▶ THE PROBLEM: Reply with one number: the count of lines in the records below that hold "type".

▶ SUPPLIED DATA:
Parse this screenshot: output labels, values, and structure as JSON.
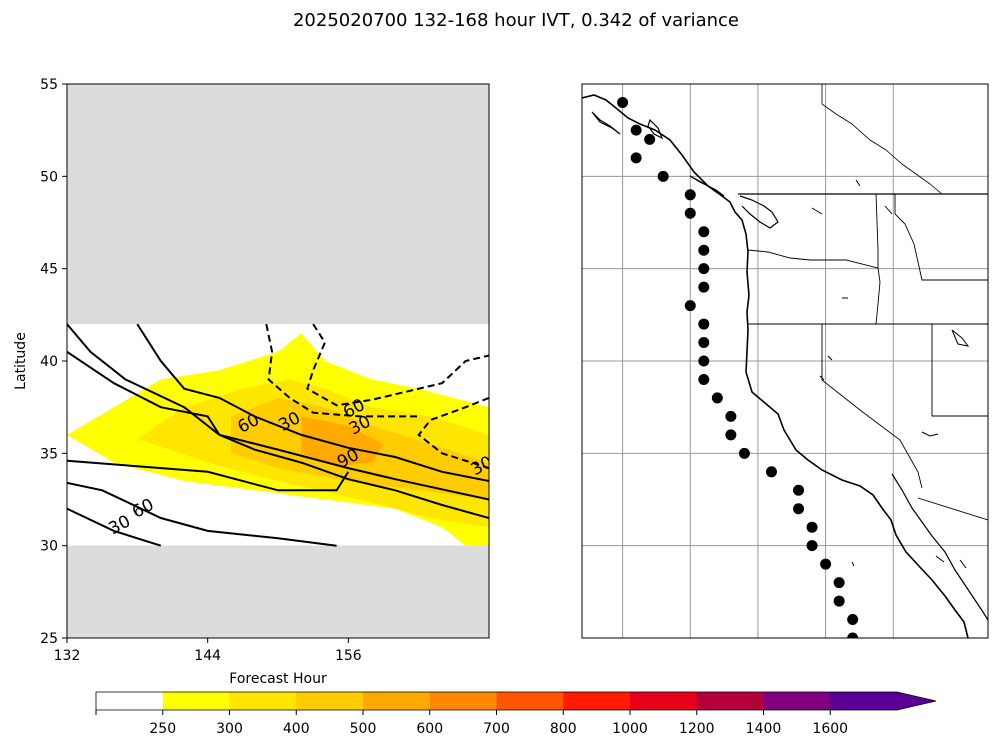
{
  "title": "2025020700 132-168 hour IVT, 0.342 of variance",
  "colors": {
    "masked": "#dcdcdc",
    "levels": [
      "#ffffff",
      "#ffff00",
      "#ffe600",
      "#ffcc00",
      "#ffaa00",
      "#ff8800",
      "#ff5500",
      "#ff1a00",
      "#e6001a",
      "#b3003d",
      "#800080",
      "#5a0096"
    ]
  },
  "chart_data": [
    {
      "type": "contour",
      "xlabel": "Forecast Hour",
      "ylabel": "Latitude",
      "xlim": [
        132,
        168
      ],
      "ylim": [
        25,
        55
      ],
      "xticks": [
        "132",
        "144",
        "156"
      ],
      "yticks": [
        "25",
        "30",
        "35",
        "40",
        "45",
        "50",
        "55"
      ],
      "valid_lat_range": [
        30,
        42
      ],
      "filled_regions": [
        {
          "level": 250,
          "polygon": [
            [
              132,
              36
            ],
            [
              136,
              37.5
            ],
            [
              140,
              39
            ],
            [
              145,
              39.5
            ],
            [
              150,
              40.5
            ],
            [
              152,
              41.5
            ],
            [
              154,
              40
            ],
            [
              158,
              39
            ],
            [
              162,
              38.5
            ],
            [
              168,
              37.5
            ],
            [
              168,
              30
            ],
            [
              166,
              30
            ],
            [
              164,
              31
            ],
            [
              160,
              32
            ],
            [
              154,
              32.5
            ],
            [
              148,
              33
            ],
            [
              142,
              33.5
            ],
            [
              136,
              34.5
            ],
            [
              132,
              36
            ]
          ]
        },
        {
          "level": 300,
          "polygon": [
            [
              138,
              35.8
            ],
            [
              142,
              37.5
            ],
            [
              147,
              38.5
            ],
            [
              151,
              39
            ],
            [
              154,
              38.5
            ],
            [
              158,
              37.5
            ],
            [
              163,
              37
            ],
            [
              168,
              36
            ],
            [
              168,
              31
            ],
            [
              163,
              31.5
            ],
            [
              157,
              32.5
            ],
            [
              150,
              33.5
            ],
            [
              144,
              34.5
            ],
            [
              138,
              35.8
            ]
          ]
        },
        {
          "level": 400,
          "polygon": [
            [
              146,
              37
            ],
            [
              150,
              38
            ],
            [
              154,
              37.5
            ],
            [
              158,
              36.5
            ],
            [
              163,
              35.5
            ],
            [
              168,
              34.5
            ],
            [
              168,
              32.5
            ],
            [
              162,
              33
            ],
            [
              156,
              33.5
            ],
            [
              150,
              34.2
            ],
            [
              146,
              35
            ],
            [
              146,
              37
            ]
          ]
        },
        {
          "level": 500,
          "polygon": [
            [
              152,
              37
            ],
            [
              156,
              36.5
            ],
            [
              159,
              35.5
            ],
            [
              158,
              34.5
            ],
            [
              155,
              34.3
            ],
            [
              152,
              35
            ],
            [
              152,
              37
            ]
          ]
        }
      ],
      "contours": [
        {
          "label": "30",
          "style": "solid",
          "points": [
            [
              132,
              42
            ],
            [
              134,
              40.5
            ],
            [
              137,
              39
            ],
            [
              142,
              37.5
            ],
            [
              145,
              36
            ],
            [
              148,
              35.2
            ],
            [
              152,
              34.5
            ],
            [
              156,
              33.6
            ],
            [
              160,
              33
            ],
            [
              164,
              32.2
            ],
            [
              168,
              31.5
            ]
          ]
        },
        {
          "label": "60",
          "style": "solid",
          "points": [
            [
              132,
              40.5
            ],
            [
              136,
              38.8
            ],
            [
              140,
              37.5
            ],
            [
              144,
              37
            ],
            [
              145,
              36
            ],
            [
              150,
              35.2
            ],
            [
              156,
              34.2
            ],
            [
              160,
              33.6
            ],
            [
              168,
              32.5
            ]
          ]
        },
        {
          "label": "90",
          "style": "solid",
          "points": [
            [
              138,
              42
            ],
            [
              140,
              40
            ],
            [
              142,
              38.5
            ],
            [
              145,
              38
            ],
            [
              148,
              37
            ],
            [
              152,
              36
            ],
            [
              156,
              35.3
            ],
            [
              160,
              34.8
            ],
            [
              164,
              34
            ],
            [
              168,
              33.5
            ]
          ]
        },
        {
          "label": "30",
          "style": "solid",
          "points": [
            [
              132,
              34.6
            ],
            [
              138,
              34.3
            ],
            [
              144,
              34
            ],
            [
              150,
              33
            ],
            [
              155,
              33
            ],
            [
              156,
              34
            ]
          ]
        },
        {
          "label": "60",
          "style": "solid",
          "points": [
            [
              132,
              33.4
            ],
            [
              135,
              33
            ],
            [
              140,
              31.5
            ],
            [
              144,
              30.8
            ],
            [
              150,
              30.4
            ],
            [
              155,
              30
            ]
          ]
        },
        {
          "label": "30",
          "style": "solid",
          "points": [
            [
              132,
              32
            ],
            [
              136,
              30.8
            ],
            [
              140,
              30
            ]
          ]
        },
        {
          "label": "30",
          "style": "dashed",
          "points": [
            [
              149,
              42
            ],
            [
              149.5,
              40.5
            ],
            [
              149.2,
              39
            ],
            [
              151,
              38
            ],
            [
              153,
              37.2
            ],
            [
              157,
              37
            ],
            [
              162,
              37
            ]
          ]
        },
        {
          "label": "60",
          "style": "dashed",
          "points": [
            [
              153,
              42
            ],
            [
              154,
              41
            ],
            [
              153,
              39.5
            ],
            [
              152.5,
              38.5
            ],
            [
              155,
              37.6
            ],
            [
              158,
              37.9
            ],
            [
              164,
              38.8
            ],
            [
              166,
              40
            ],
            [
              168,
              40.3
            ]
          ]
        },
        {
          "label": "30",
          "style": "dashed",
          "points": [
            [
              168,
              38
            ],
            [
              166,
              37.5
            ],
            [
              163,
              36.8
            ],
            [
              162,
              36
            ],
            [
              164,
              35
            ],
            [
              168,
              34.2
            ]
          ]
        }
      ],
      "contour_labels": [
        {
          "text": "60",
          "x": 147.5,
          "y": 36.6
        },
        {
          "text": "30",
          "x": 151,
          "y": 36.7
        },
        {
          "text": "60",
          "x": 156.5,
          "y": 37.4
        },
        {
          "text": "30",
          "x": 157,
          "y": 36.5
        },
        {
          "text": "90",
          "x": 156,
          "y": 34.7
        },
        {
          "text": "30",
          "x": 167.4,
          "y": 34.3
        },
        {
          "text": "60",
          "x": 138.5,
          "y": 32
        },
        {
          "text": "30",
          "x": 136.5,
          "y": 31.1
        }
      ]
    },
    {
      "type": "map",
      "lon_range": [
        -136,
        -106
      ],
      "lat_range": [
        25,
        55
      ],
      "gridlines_lon": [
        -133,
        -128,
        -123,
        -118,
        -113
      ],
      "gridlines_lat": [
        30,
        35,
        40,
        45,
        50
      ],
      "points": [
        {
          "lon": -133,
          "lat": 54
        },
        {
          "lon": -132,
          "lat": 52.5
        },
        {
          "lon": -131,
          "lat": 52
        },
        {
          "lon": -132,
          "lat": 51
        },
        {
          "lon": -130,
          "lat": 50
        },
        {
          "lon": -128,
          "lat": 49
        },
        {
          "lon": -128,
          "lat": 48
        },
        {
          "lon": -127,
          "lat": 47
        },
        {
          "lon": -127,
          "lat": 46
        },
        {
          "lon": -127,
          "lat": 45
        },
        {
          "lon": -127,
          "lat": 44
        },
        {
          "lon": -128,
          "lat": 43
        },
        {
          "lon": -127,
          "lat": 42
        },
        {
          "lon": -127,
          "lat": 41
        },
        {
          "lon": -127,
          "lat": 40
        },
        {
          "lon": -127,
          "lat": 39
        },
        {
          "lon": -126,
          "lat": 38
        },
        {
          "lon": -125,
          "lat": 37
        },
        {
          "lon": -125,
          "lat": 36
        },
        {
          "lon": -124,
          "lat": 35
        },
        {
          "lon": -122,
          "lat": 34
        },
        {
          "lon": -120,
          "lat": 33
        },
        {
          "lon": -120,
          "lat": 32
        },
        {
          "lon": -119,
          "lat": 31
        },
        {
          "lon": -119,
          "lat": 30
        },
        {
          "lon": -118,
          "lat": 29
        },
        {
          "lon": -117,
          "lat": 28
        },
        {
          "lon": -117,
          "lat": 27
        },
        {
          "lon": -116,
          "lat": 26
        },
        {
          "lon": -116,
          "lat": 25
        }
      ]
    },
    {
      "type": "colorbar",
      "ticks": [
        "250",
        "300",
        "400",
        "500",
        "600",
        "700",
        "800",
        "1000",
        "1200",
        "1400",
        "1600"
      ],
      "extend": "max"
    }
  ]
}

▶ PROBLEM SOLUTION: 3